Records:
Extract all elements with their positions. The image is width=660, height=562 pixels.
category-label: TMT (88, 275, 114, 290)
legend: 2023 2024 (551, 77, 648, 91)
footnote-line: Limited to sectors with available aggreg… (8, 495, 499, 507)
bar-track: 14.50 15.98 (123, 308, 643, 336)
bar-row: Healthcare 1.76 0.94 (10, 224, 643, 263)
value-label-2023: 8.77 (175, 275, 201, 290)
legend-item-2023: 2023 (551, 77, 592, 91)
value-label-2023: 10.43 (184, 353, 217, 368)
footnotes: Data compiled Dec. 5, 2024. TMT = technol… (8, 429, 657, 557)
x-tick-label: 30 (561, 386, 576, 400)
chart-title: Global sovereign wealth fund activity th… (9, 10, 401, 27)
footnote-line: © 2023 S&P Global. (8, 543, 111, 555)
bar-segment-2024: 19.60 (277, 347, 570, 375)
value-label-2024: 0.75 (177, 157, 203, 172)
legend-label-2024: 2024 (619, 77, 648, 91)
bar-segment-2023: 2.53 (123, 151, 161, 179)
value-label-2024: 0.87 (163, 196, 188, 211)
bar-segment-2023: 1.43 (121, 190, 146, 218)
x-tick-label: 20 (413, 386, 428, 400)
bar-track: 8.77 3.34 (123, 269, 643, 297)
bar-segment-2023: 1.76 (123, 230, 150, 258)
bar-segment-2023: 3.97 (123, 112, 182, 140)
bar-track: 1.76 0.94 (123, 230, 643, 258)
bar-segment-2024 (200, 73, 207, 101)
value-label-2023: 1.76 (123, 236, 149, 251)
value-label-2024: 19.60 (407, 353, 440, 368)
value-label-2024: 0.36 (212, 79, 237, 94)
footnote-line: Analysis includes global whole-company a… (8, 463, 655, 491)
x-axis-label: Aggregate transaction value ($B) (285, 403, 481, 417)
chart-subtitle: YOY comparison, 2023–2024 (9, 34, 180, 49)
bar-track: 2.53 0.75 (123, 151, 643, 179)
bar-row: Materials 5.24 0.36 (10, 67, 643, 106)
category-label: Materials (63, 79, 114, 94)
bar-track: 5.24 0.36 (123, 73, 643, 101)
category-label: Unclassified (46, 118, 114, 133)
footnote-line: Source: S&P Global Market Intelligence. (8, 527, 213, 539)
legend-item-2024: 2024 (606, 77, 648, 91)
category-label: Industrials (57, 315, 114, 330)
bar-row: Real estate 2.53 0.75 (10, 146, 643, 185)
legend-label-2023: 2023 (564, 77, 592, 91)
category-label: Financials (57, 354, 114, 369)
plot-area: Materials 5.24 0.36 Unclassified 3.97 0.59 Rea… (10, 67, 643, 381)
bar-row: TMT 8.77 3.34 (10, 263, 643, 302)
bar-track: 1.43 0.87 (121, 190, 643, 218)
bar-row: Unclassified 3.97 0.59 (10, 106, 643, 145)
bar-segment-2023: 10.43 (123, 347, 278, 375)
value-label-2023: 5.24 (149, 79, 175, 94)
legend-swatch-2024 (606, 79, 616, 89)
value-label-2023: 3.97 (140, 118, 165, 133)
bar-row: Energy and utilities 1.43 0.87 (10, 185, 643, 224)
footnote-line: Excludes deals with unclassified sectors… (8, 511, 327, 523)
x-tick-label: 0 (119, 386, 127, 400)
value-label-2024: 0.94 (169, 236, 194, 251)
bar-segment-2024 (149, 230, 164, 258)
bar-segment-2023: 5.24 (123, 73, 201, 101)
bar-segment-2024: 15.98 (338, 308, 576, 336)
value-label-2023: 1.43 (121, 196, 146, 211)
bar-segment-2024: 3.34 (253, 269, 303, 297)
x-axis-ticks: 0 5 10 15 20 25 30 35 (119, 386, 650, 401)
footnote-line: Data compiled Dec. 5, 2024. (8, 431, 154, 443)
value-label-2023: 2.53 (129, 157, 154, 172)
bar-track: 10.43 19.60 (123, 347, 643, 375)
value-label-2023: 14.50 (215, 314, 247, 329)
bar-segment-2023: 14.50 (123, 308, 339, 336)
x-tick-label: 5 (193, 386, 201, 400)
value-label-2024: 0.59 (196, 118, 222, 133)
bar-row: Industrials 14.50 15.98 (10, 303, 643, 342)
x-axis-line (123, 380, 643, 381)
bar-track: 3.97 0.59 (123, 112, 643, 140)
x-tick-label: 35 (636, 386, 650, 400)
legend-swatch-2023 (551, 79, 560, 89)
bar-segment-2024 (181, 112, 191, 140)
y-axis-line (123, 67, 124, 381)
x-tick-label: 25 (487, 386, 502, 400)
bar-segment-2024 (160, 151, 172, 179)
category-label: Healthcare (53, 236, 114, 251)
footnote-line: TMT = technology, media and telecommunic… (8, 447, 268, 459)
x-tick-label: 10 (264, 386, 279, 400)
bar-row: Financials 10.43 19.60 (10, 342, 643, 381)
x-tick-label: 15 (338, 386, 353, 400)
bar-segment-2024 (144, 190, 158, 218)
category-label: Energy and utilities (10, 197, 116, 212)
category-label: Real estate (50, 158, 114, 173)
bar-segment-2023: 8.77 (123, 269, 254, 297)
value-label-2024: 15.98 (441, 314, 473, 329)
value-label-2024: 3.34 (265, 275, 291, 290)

To do:
Copy out the lines of the data word for word, from the first line through the line containing "footnote-line: Limited to", including both.

Answer in full:
Extract all elements with their positions. The image is width=660, height=562 pixels.
category-label: TMT (88, 275, 114, 290)
legend: 2023 2024 (551, 77, 648, 91)
footnote-line: Limited to sectors with available aggreg… (8, 495, 499, 507)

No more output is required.